> _THE PROBLEM_:
Identify the lines that contain the word "Objeleri", then copy them.

> _RECORDS SUPPLIED_:

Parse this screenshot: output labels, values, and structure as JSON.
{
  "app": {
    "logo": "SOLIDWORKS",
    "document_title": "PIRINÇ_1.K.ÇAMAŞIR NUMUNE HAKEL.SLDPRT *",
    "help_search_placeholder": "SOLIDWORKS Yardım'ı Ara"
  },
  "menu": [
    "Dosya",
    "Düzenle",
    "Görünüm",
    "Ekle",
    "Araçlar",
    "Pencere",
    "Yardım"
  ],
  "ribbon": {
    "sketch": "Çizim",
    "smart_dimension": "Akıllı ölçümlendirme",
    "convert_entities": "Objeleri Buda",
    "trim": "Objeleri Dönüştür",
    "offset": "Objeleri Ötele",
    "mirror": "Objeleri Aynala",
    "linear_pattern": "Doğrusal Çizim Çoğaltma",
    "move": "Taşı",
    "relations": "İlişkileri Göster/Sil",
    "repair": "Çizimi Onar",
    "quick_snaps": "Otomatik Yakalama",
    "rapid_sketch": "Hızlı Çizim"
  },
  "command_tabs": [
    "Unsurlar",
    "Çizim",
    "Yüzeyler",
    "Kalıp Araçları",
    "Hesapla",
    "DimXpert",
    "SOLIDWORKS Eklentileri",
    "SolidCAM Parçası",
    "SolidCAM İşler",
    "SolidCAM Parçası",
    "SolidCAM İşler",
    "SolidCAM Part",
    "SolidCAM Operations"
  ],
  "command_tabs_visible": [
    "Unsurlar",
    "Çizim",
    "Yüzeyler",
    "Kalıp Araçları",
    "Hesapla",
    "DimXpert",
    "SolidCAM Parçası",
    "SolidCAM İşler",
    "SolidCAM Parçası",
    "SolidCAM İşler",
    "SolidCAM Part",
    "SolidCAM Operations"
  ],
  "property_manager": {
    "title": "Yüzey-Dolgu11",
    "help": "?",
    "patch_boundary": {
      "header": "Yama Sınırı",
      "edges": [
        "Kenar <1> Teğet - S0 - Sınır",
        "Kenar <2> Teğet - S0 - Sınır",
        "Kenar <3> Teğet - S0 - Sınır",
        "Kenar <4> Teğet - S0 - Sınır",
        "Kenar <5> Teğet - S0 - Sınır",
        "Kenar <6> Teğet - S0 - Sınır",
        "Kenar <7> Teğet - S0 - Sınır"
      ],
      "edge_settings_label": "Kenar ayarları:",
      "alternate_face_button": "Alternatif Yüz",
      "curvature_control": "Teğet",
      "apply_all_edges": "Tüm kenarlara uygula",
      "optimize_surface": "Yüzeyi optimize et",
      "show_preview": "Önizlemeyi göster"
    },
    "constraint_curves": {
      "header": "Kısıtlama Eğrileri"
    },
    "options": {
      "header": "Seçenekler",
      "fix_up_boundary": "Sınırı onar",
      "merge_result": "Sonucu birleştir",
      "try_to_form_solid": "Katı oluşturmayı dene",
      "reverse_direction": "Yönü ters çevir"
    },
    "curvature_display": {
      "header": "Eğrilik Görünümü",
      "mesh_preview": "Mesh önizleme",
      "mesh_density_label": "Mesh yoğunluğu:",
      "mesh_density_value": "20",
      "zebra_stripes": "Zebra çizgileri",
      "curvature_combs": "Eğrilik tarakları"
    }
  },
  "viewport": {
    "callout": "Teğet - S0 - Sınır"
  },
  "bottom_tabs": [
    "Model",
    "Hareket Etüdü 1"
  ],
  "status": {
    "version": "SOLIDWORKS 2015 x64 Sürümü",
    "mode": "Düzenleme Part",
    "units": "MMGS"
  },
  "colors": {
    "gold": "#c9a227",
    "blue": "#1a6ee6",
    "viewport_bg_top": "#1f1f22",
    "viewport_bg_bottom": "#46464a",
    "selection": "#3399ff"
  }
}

> _SOLUTION TO THE EXERCISE_:
    "convert_entities": "Objeleri Buda",
    "trim": "Objeleri Dönüştür",
    "offset": "Objeleri Ötele",
    "mirror": "Objeleri Aynala",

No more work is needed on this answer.